» **Your goal**: The complete listing should be restated exactly.

» **Material for this exercise**:
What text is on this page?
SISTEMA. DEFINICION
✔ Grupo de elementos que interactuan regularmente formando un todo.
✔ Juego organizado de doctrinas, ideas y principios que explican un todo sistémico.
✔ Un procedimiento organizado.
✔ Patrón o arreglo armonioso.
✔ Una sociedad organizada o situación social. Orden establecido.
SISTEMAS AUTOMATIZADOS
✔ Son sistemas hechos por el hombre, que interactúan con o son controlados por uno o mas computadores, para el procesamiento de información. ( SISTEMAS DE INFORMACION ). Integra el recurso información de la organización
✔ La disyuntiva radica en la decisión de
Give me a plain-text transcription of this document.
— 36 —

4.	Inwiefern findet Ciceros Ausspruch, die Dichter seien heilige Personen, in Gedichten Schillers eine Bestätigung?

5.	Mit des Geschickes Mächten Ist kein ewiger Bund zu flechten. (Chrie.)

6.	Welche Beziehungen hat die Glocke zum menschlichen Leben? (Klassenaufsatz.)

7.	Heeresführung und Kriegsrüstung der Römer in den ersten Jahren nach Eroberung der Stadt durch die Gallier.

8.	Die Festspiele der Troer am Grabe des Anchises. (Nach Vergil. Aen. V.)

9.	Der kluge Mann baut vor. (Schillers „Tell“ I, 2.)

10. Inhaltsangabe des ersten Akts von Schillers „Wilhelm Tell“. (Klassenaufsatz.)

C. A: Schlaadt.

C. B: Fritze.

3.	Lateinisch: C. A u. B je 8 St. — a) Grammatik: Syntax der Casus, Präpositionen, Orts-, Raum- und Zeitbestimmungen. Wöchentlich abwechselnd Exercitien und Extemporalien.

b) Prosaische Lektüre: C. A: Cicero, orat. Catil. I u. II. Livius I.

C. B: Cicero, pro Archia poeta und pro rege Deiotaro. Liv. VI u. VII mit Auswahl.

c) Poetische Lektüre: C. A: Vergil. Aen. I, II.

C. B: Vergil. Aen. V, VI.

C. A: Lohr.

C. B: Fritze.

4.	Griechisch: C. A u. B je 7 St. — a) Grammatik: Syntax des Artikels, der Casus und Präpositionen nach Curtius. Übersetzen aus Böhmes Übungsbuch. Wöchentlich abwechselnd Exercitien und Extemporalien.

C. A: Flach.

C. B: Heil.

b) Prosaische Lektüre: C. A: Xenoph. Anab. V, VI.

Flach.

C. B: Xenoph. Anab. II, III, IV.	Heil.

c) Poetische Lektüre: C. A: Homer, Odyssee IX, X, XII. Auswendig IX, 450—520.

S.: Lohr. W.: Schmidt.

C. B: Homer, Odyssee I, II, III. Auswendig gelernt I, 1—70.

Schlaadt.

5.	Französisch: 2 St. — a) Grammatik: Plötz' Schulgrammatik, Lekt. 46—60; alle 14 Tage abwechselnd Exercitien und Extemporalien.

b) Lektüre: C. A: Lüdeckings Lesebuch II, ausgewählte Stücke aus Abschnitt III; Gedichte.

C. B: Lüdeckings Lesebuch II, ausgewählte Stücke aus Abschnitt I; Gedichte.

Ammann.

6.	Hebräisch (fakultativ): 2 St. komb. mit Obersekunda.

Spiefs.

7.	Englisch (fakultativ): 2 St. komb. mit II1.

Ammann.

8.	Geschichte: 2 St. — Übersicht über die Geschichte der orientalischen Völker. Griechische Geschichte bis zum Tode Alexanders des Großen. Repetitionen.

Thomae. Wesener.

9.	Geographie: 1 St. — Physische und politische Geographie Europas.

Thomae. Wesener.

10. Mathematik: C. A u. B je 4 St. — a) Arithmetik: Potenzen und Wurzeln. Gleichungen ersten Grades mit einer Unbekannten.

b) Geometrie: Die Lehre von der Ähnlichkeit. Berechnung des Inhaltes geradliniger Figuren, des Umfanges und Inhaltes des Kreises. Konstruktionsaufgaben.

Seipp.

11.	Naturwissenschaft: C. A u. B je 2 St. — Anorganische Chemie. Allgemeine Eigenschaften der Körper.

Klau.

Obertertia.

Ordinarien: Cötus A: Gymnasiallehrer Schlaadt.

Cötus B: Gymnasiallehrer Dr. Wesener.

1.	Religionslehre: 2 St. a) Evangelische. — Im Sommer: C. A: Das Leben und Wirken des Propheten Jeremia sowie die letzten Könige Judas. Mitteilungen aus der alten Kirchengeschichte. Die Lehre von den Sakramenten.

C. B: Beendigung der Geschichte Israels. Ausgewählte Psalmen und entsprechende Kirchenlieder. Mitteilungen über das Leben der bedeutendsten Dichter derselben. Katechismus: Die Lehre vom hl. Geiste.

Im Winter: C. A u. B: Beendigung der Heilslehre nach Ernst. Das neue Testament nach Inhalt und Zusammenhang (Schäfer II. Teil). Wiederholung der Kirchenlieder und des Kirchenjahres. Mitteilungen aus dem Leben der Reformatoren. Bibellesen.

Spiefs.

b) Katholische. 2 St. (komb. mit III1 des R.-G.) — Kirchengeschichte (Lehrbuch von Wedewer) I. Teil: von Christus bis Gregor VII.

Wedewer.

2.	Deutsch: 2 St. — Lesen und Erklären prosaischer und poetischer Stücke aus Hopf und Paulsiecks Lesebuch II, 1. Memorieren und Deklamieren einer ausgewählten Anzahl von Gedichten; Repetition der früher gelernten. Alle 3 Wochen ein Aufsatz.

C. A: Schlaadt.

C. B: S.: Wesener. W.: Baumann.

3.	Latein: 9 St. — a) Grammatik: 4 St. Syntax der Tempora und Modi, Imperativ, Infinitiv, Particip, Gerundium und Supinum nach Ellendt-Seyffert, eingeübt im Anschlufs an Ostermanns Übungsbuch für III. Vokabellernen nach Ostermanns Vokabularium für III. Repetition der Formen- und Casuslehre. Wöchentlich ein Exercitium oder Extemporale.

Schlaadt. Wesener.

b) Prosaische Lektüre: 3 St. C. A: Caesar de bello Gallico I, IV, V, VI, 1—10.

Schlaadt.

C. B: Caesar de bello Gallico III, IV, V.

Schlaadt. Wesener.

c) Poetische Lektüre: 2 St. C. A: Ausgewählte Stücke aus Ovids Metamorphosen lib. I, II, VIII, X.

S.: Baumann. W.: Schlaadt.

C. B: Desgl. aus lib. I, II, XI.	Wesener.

» **Completed task**:
What text is on this page?
SISTEMA. DEFINICION
✔ Grupo de elementos que interactuan regularmente formando un todo.
✔ Juego organizado de doctrinas, ideas y principios que explican un todo sistémico.
✔ Un procedimiento organizado.
✔ Patrón o arreglo armonioso.
✔ Una sociedad organizada o situación social. Orden establecido.
SISTEMAS AUTOMATIZADOS
✔ Son sistemas hechos por el hombre, que interactúan con o son controlados por uno o mas computadores, para el procesamiento de información. ( SISTEMAS DE INFORMACION ). Integra el recurso información de la organización
✔ La disyuntiva radica en la decisión de
Give me a plain-text transcription of this document.
— 36 —

4.	Inwiefern findet Ciceros Ausspruch, die Dichter seien heilige Personen, in Gedichten Schillers eine Bestätigung?

5.	Mit des Geschickes Mächten Ist kein ewiger Bund zu flechten. (Chrie.)

6.	Welche Beziehungen hat die Glocke zum menschlichen Leben? (Klassenaufsatz.)

7.	Heeresführung und Kriegsrüstung der Römer in den ersten Jahren nach Eroberung der Stadt durch die Gallier.

8.	Die Festspiele der Troer am Grabe des Anchises. (Nach Vergil. Aen. V.)

9.	Der kluge Mann baut vor. (Schillers „Tell“ I, 2.)

10. Inhaltsangabe des ersten Akts von Schillers „Wilhelm Tell“. (Klassenaufsatz.)

C. A: Schlaadt.

C. B: Fritze.

3.	Lateinisch: C. A u. B je 8 St. — a) Grammatik: Syntax der Casus, Präpositionen, Orts-, Raum- und Zeitbestimmungen. Wöchentlich abwechselnd Exercitien und Extemporalien.

b) Prosaische Lektüre: C. A: Cicero, orat. Catil. I u. II. Livius I.

C. B: Cicero, pro Archia poeta und pro rege Deiotaro. Liv. VI u. VII mit Auswahl.

c) Poetische Lektüre: C. A: Vergil. Aen. I, II.

C. B: Vergil. Aen. V, VI.

C. A: Lohr.

C. B: Fritze.

4.	Griechisch: C. A u. B je 7 St. — a) Grammatik: Syntax des Artikels, der Casus und Präpositionen nach Curtius. Übersetzen aus Böhmes Übungsbuch. Wöchentlich abwechselnd Exercitien und Extemporalien.

C. A: Flach.

C. B: Heil.

b) Prosaische Lektüre: C. A: Xenoph. Anab. V, VI.

Flach.

C. B: Xenoph. Anab. II, III, IV.	Heil.

c) Poetische Lektüre: C. A: Homer, Odyssee IX, X, XII. Auswendig IX, 450—520.

S.: Lohr. W.: Schmidt.

C. B: Homer, Odyssee I, II, III. Auswendig gelernt I, 1—70.

Schlaadt.

5.	Französisch: 2 St. — a) Grammatik: Plötz' Schulgrammatik, Lekt. 46—60; alle 14 Tage abwechselnd Exercitien und Extemporalien.

b) Lektüre: C. A: Lüdeckings Lesebuch II, ausgewählte Stücke aus Abschnitt III; Gedichte.

C. B: Lüdeckings Lesebuch II, ausgewählte Stücke aus Abschnitt I; Gedichte.

Ammann.

6.	Hebräisch (fakultativ): 2 St. komb. mit Obersekunda.

Spiefs.

7.	Englisch (fakultativ): 2 St. komb. mit II1.

Ammann.

8.	Geschichte: 2 St. — Übersicht über die Geschichte der orientalischen Völker. Griechische Geschichte bis zum Tode Alexanders des Großen. Repetitionen.

Thomae. Wesener.

9.	Geographie: 1 St. — Physische und politische Geographie Europas.

Thomae. Wesener.

10. Mathematik: C. A u. B je 4 St. — a) Arithmetik: Potenzen und Wurzeln. Gleichungen ersten Grades mit einer Unbekannten.

b) Geometrie: Die Lehre von der Ähnlichkeit. Berechnung des Inhaltes geradliniger Figuren, des Umfanges und Inhaltes des Kreises. Konstruktionsaufgaben.

Seipp.

11.	Naturwissenschaft: C. A u. B je 2 St. — Anorganische Chemie. Allgemeine Eigenschaften der Körper.

Klau.

Obertertia.

Ordinarien: Cötus A: Gymnasiallehrer Schlaadt.

Cötus B: Gymnasiallehrer Dr. Wesener.

1.	Religionslehre: 2 St. a) Evangelische. — Im Sommer: C. A: Das Leben und Wirken des Propheten Jeremia sowie die letzten Könige Judas. Mitteilungen aus der alten Kirchengeschichte. Die Lehre von den Sakramenten.

C. B: Beendigung der Geschichte Israels. Ausgewählte Psalmen und entsprechende Kirchenlieder. Mitteilungen über das Leben der bedeutendsten Dichter derselben. Katechismus: Die Lehre vom hl. Geiste.

Im Winter: C. A u. B: Beendigung der Heilslehre nach Ernst. Das neue Testament nach Inhalt und Zusammenhang (Schäfer II. Teil). Wiederholung der Kirchenlieder und des Kirchenjahres. Mitteilungen aus dem Leben der Reformatoren. Bibellesen.

Spiefs.

b) Katholische. 2 St. (komb. mit III1 des R.-G.) — Kirchengeschichte (Lehrbuch von Wedewer) I. Teil: von Christus bis Gregor VII.

Wedewer.

2.	Deutsch: 2 St. — Lesen und Erklären prosaischer und poetischer Stücke aus Hopf und Paulsiecks Lesebuch II, 1. Memorieren und Deklamieren einer ausgewählten Anzahl von Gedichten; Repetition der früher gelernten. Alle 3 Wochen ein Aufsatz.

C. A: Schlaadt.

C. B: S.: Wesener. W.: Baumann.

3.	Latein: 9 St. — a) Grammatik: 4 St. Syntax der Tempora und Modi, Imperativ, Infinitiv, Particip, Gerundium und Supinum nach Ellendt-Seyffert, eingeübt im Anschlufs an Ostermanns Übungsbuch für III. Vokabellernen nach Ostermanns Vokabularium für III. Repetition der Formen- und Casuslehre. Wöchentlich ein Exercitium oder Extemporale.

Schlaadt. Wesener.

b) Prosaische Lektüre: 3 St. C. A: Caesar de bello Gallico I, IV, V, VI, 1—10.

Schlaadt.

C. B: Caesar de bello Gallico III, IV, V.

Schlaadt. Wesener.

c) Poetische Lektüre: 2 St. C. A: Ausgewählte Stücke aus Ovids Metamorphosen lib. I, II, VIII, X.

S.: Baumann. W.: Schlaadt.

C. B: Desgl. aus lib. I, II, XI.	Wesener.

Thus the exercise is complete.